(Records)

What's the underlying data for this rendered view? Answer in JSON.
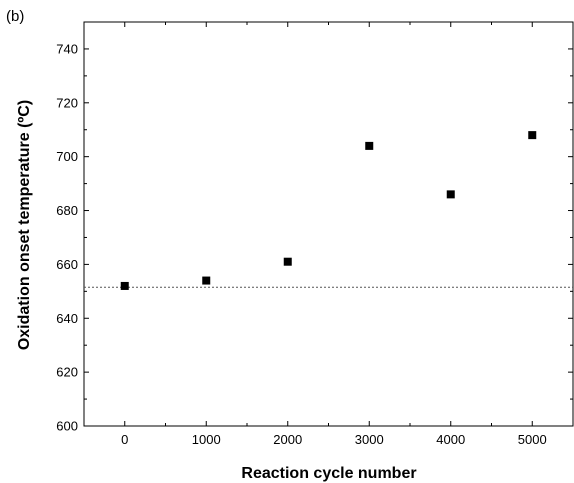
{
  "panel_label": "(b)",
  "chart_data": {
    "type": "scatter",
    "title": "",
    "xlabel": "Reaction cycle number",
    "ylabel": "Oxidation onset temperature (ºC)",
    "xlim": [
      -500,
      5500
    ],
    "ylim": [
      600,
      750
    ],
    "xticks": [
      0,
      1000,
      2000,
      3000,
      4000,
      5000
    ],
    "yticks": [
      600,
      620,
      640,
      660,
      680,
      700,
      720,
      740
    ],
    "grid": false,
    "legend": "none",
    "series": [
      {
        "x": [
          0,
          1000,
          2000,
          3000,
          4000,
          5000
        ],
        "y": [
          652,
          654,
          661,
          704,
          686,
          708
        ],
        "marker": "square",
        "color": "#000000"
      }
    ],
    "reference_line": {
      "y": 651.5,
      "style": "dotted",
      "color": "#555555"
    }
  }
}
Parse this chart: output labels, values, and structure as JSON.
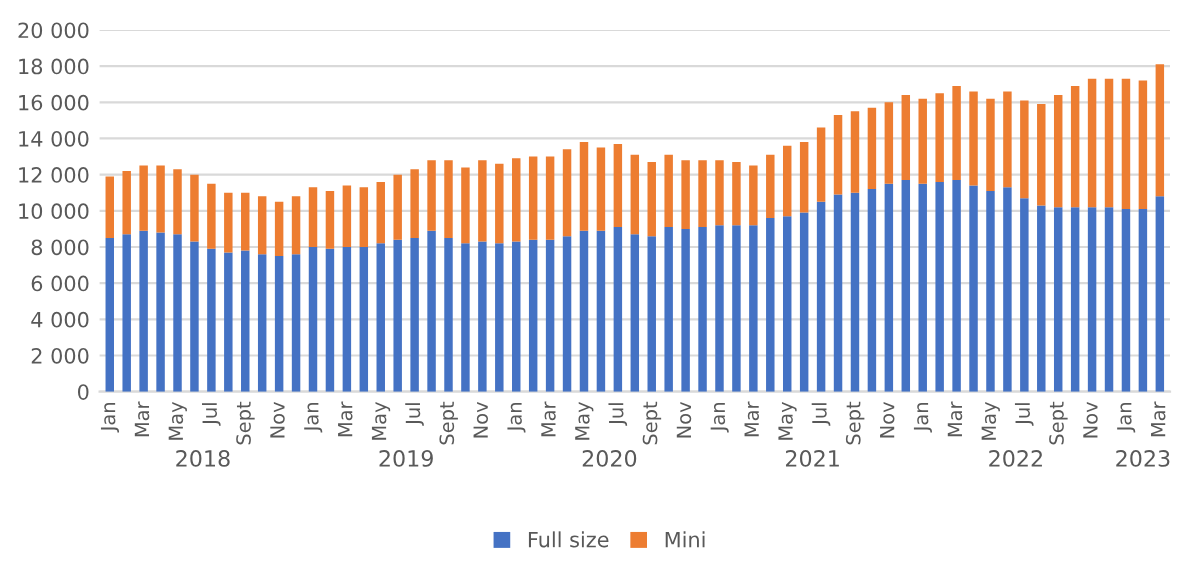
{
  "chart_data": {
    "type": "bar",
    "stacked": true,
    "categories": [
      "Jan",
      null,
      "Mar",
      null,
      "May",
      null,
      "Jul",
      null,
      "Sept",
      null,
      "Nov",
      null,
      "Jan",
      null,
      "Mar",
      null,
      "May",
      null,
      "Jul",
      null,
      "Sept",
      null,
      "Nov",
      null,
      "Jan",
      null,
      "Mar",
      null,
      "May",
      null,
      "Jul",
      null,
      "Sept",
      null,
      "Nov",
      null,
      "Jan",
      null,
      "Mar",
      null,
      "May",
      null,
      "Jul",
      null,
      "Sept",
      null,
      "Nov",
      null,
      "Jan",
      null,
      "Mar",
      null,
      "May",
      null,
      "Jul",
      null,
      "Sept",
      null,
      "Nov",
      null,
      "Jan",
      null,
      "Mar"
    ],
    "series": [
      {
        "name": "Full size",
        "color": "#4472c4",
        "values": [
          8500,
          8700,
          8900,
          8800,
          8700,
          8300,
          7900,
          7700,
          7800,
          7600,
          7500,
          7600,
          8000,
          7900,
          8000,
          8000,
          8200,
          8400,
          8500,
          8900,
          8500,
          8200,
          8300,
          8200,
          8300,
          8400,
          8400,
          8600,
          8900,
          8900,
          9100,
          8700,
          8600,
          9100,
          9000,
          9100,
          9200,
          9200,
          9200,
          9600,
          9700,
          9900,
          10500,
          10900,
          11000,
          11200,
          11500,
          11700,
          11500,
          11600,
          11700,
          11400,
          11100,
          11300,
          10700,
          10300,
          10200,
          10200,
          10200,
          10200,
          10100,
          10100,
          10800
        ]
      },
      {
        "name": "Mini",
        "color": "#ed7d31",
        "values": [
          3400,
          3500,
          3600,
          3700,
          3600,
          3700,
          3600,
          3300,
          3200,
          3200,
          3000,
          3200,
          3300,
          3200,
          3400,
          3300,
          3400,
          3600,
          3800,
          3900,
          4300,
          4200,
          4500,
          4400,
          4600,
          4600,
          4600,
          4800,
          4900,
          4600,
          4600,
          4400,
          4100,
          4000,
          3800,
          3700,
          3600,
          3500,
          3300,
          3500,
          3900,
          3900,
          4100,
          4400,
          4500,
          4500,
          4500,
          4700,
          4700,
          4900,
          5200,
          5200,
          5100,
          5300,
          5400,
          5600,
          6200,
          6700,
          7100,
          7100,
          7200,
          7100,
          7300
        ]
      }
    ],
    "ylim": [
      0,
      20000
    ],
    "yticks": [
      0,
      {
        "value": 2000,
        "label": "2 000"
      },
      {
        "value": 4000,
        "label": "4 000"
      },
      {
        "value": 6000,
        "label": "6 000"
      },
      {
        "value": 8000,
        "label": "8 000"
      },
      {
        "value": 10000,
        "label": "10 000"
      },
      {
        "value": 12000,
        "label": "12 000"
      },
      {
        "value": 14000,
        "label": "14 000"
      },
      {
        "value": 16000,
        "label": "16 000"
      },
      {
        "value": 18000,
        "label": "18 000"
      },
      {
        "value": 20000,
        "label": "20 000"
      }
    ],
    "grid": "y",
    "legend": "bottom",
    "annotations": [
      "2018",
      "2019",
      "2020",
      "2021",
      "2022",
      "2023"
    ]
  }
}
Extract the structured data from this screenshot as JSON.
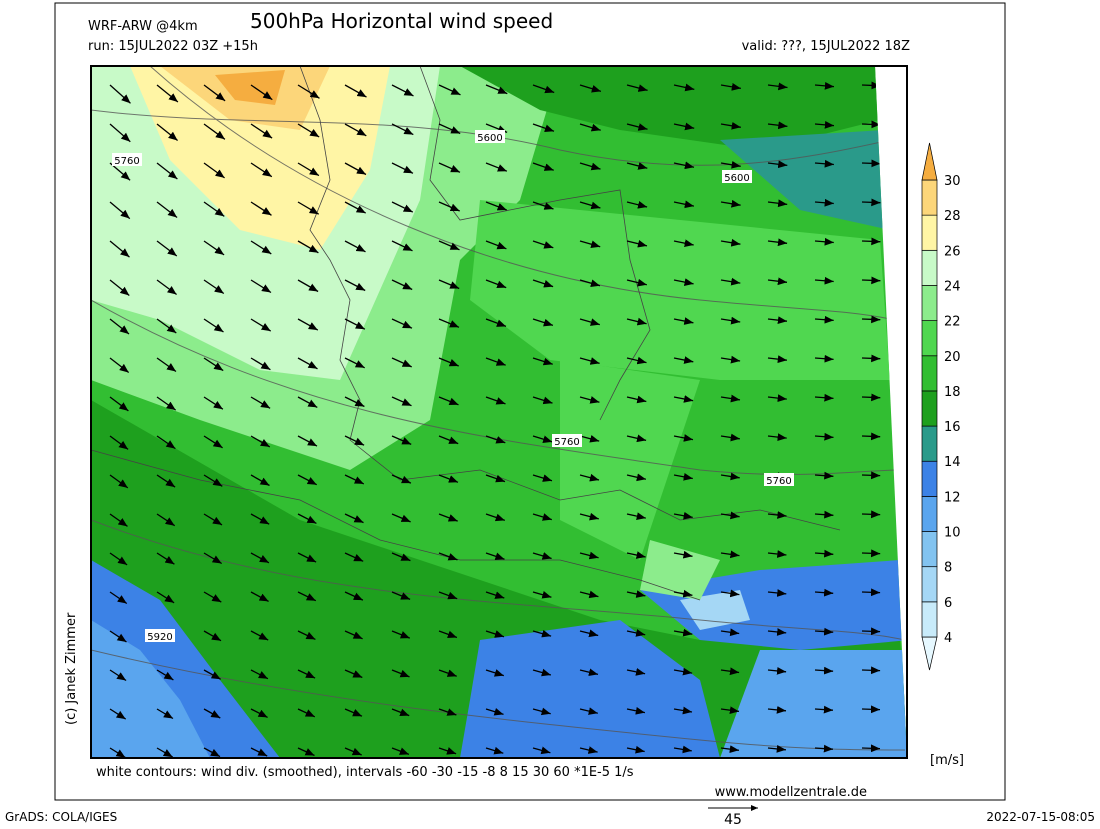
{
  "header": {
    "model": "WRF-ARW @4km",
    "title": "500hPa Horizontal wind speed",
    "run": "run: 15JUL2022 03Z +15h",
    "valid": "valid: ???, 15JUL2022 18Z"
  },
  "credit": "(c) Janek Zimmer",
  "contour_labels": [
    "5600",
    "5600",
    "5760",
    "5760",
    "5760",
    "5920"
  ],
  "colorbar": {
    "unit": "[m/s]",
    "levels": [
      4,
      6,
      8,
      10,
      12,
      14,
      16,
      18,
      20,
      22,
      24,
      26,
      28,
      30
    ],
    "colors": [
      "#e6f8ff",
      "#c8ebfa",
      "#a5d7f5",
      "#82c3f0",
      "#5aa5ee",
      "#3c82e6",
      "#2a9a8a",
      "#1ea01e",
      "#32be32",
      "#50d750",
      "#8cec8c",
      "#c8fac8",
      "#fff5a5",
      "#fcd67a",
      "#f5ad40"
    ]
  },
  "footer": {
    "note": "white contours: wind div. (smoothed), intervals -60 -30 -15 -8 8 15 30 60 *1E-5 1/s",
    "website": "www.modellzentrale.de",
    "software": "GrADS: COLA/IGES",
    "timestamp": "2022-07-15-08:05",
    "reference_arrow": "45"
  }
}
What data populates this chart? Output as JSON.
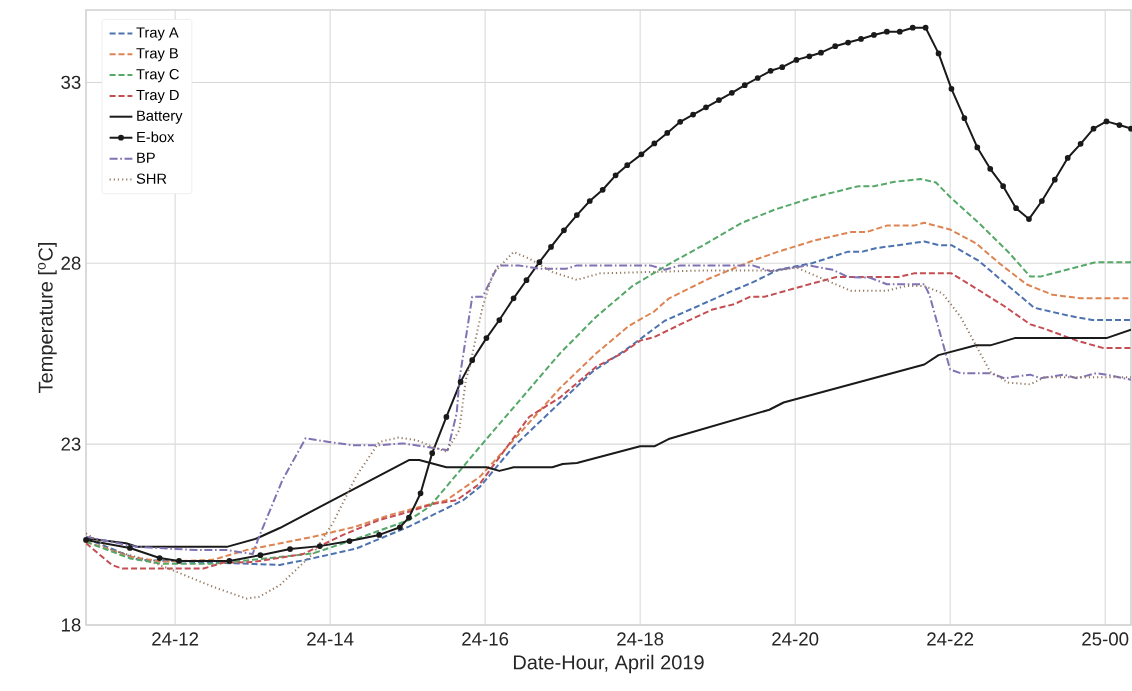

#### WRITTEN EXERCISE
Scan the material above. Copy each line where "What" occurs.

#### WRITTEN RESPONSE
What's the underlying data for this rendered view? Answer in JSON.
What data populates this chart? Output as JSON.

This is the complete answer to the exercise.